* start *

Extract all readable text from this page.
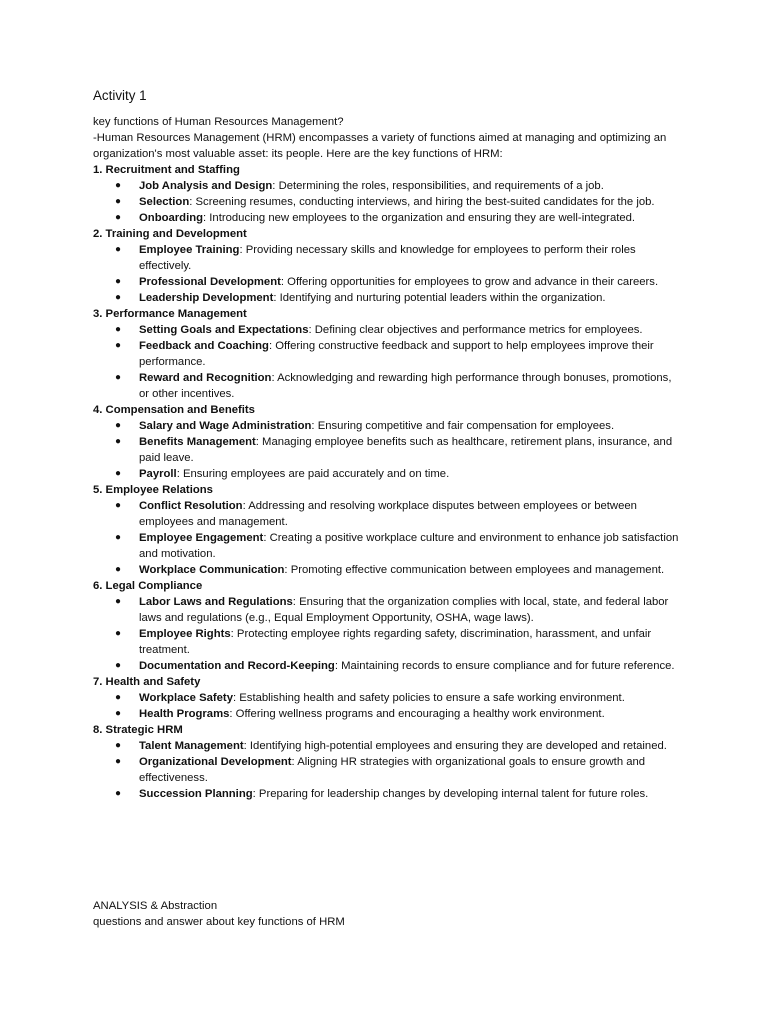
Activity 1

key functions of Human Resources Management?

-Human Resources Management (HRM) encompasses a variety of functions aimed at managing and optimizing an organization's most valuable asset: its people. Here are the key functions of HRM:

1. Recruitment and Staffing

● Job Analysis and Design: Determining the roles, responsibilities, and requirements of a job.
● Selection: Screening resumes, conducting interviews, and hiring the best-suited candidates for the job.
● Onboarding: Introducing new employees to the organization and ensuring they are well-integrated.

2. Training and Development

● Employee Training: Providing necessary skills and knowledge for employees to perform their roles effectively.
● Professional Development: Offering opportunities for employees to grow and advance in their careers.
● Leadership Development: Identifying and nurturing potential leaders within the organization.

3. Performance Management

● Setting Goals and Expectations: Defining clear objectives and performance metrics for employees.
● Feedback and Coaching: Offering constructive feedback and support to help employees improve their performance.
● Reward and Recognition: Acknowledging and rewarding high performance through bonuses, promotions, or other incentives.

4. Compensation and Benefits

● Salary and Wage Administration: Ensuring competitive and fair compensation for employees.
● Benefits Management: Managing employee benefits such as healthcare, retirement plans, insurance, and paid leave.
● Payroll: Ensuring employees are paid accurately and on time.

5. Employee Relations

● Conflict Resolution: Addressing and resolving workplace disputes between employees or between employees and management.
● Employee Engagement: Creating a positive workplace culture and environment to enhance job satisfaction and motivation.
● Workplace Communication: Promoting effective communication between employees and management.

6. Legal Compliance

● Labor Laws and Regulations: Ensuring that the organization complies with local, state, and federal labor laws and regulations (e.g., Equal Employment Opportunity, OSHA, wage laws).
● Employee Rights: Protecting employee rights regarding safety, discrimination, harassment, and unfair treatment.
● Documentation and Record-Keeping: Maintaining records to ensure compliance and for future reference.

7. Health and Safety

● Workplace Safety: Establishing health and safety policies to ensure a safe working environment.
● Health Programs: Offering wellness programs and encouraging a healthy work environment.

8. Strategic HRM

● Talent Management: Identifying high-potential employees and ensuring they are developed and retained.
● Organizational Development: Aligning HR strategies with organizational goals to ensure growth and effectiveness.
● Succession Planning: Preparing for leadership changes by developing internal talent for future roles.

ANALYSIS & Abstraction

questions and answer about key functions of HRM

* end *

◆ Aim: Restate the records word for word, omitting images.

◆ Correct response:
Extract all readable text from this page.
Activity 1

key functions of Human Resources Management?

-Human Resources Management (HRM) encompasses a variety of functions aimed at managing and optimizing an organization's most valuable asset: its people. Here are the key functions of HRM:

1. Recruitment and Staffing

● Job Analysis and Design: Determining the roles, responsibilities, and requirements of a job.
● Selection: Screening resumes, conducting interviews, and hiring the best-suited candidates for the job.
● Onboarding: Introducing new employees to the organization and ensuring they are well-integrated.

2. Training and Development

● Employee Training: Providing necessary skills and knowledge for employees to perform their roles effectively.
● Professional Development: Offering opportunities for employees to grow and advance in their careers.
● Leadership Development: Identifying and nurturing potential leaders within the organization.

3. Performance Management

● Setting Goals and Expectations: Defining clear objectives and performance metrics for employees.
● Feedback and Coaching: Offering constructive feedback and support to help employees improve their performance.
● Reward and Recognition: Acknowledging and rewarding high performance through bonuses, promotions, or other incentives.

4. Compensation and Benefits

● Salary and Wage Administration: Ensuring competitive and fair compensation for employees.
● Benefits Management: Managing employee benefits such as healthcare, retirement plans, insurance, and paid leave.
● Payroll: Ensuring employees are paid accurately and on time.

5. Employee Relations

● Conflict Resolution: Addressing and resolving workplace disputes between employees or between employees and management.
● Employee Engagement: Creating a positive workplace culture and environment to enhance job satisfaction and motivation.
● Workplace Communication: Promoting effective communication between employees and management.

6. Legal Compliance

● Labor Laws and Regulations: Ensuring that the organization complies with local, state, and federal labor laws and regulations (e.g., Equal Employment Opportunity, OSHA, wage laws).
● Employee Rights: Protecting employee rights regarding safety, discrimination, harassment, and unfair treatment.
● Documentation and Record-Keeping: Maintaining records to ensure compliance and for future reference.

7. Health and Safety

● Workplace Safety: Establishing health and safety policies to ensure a safe working environment.
● Health Programs: Offering wellness programs and encouraging a healthy work environment.

8. Strategic HRM

● Talent Management: Identifying high-potential employees and ensuring they are developed and retained.
● Organizational Development: Aligning HR strategies with organizational goals to ensure growth and effectiveness.
● Succession Planning: Preparing for leadership changes by developing internal talent for future roles.

ANALYSIS & Abstraction

questions and answer about key functions of HRM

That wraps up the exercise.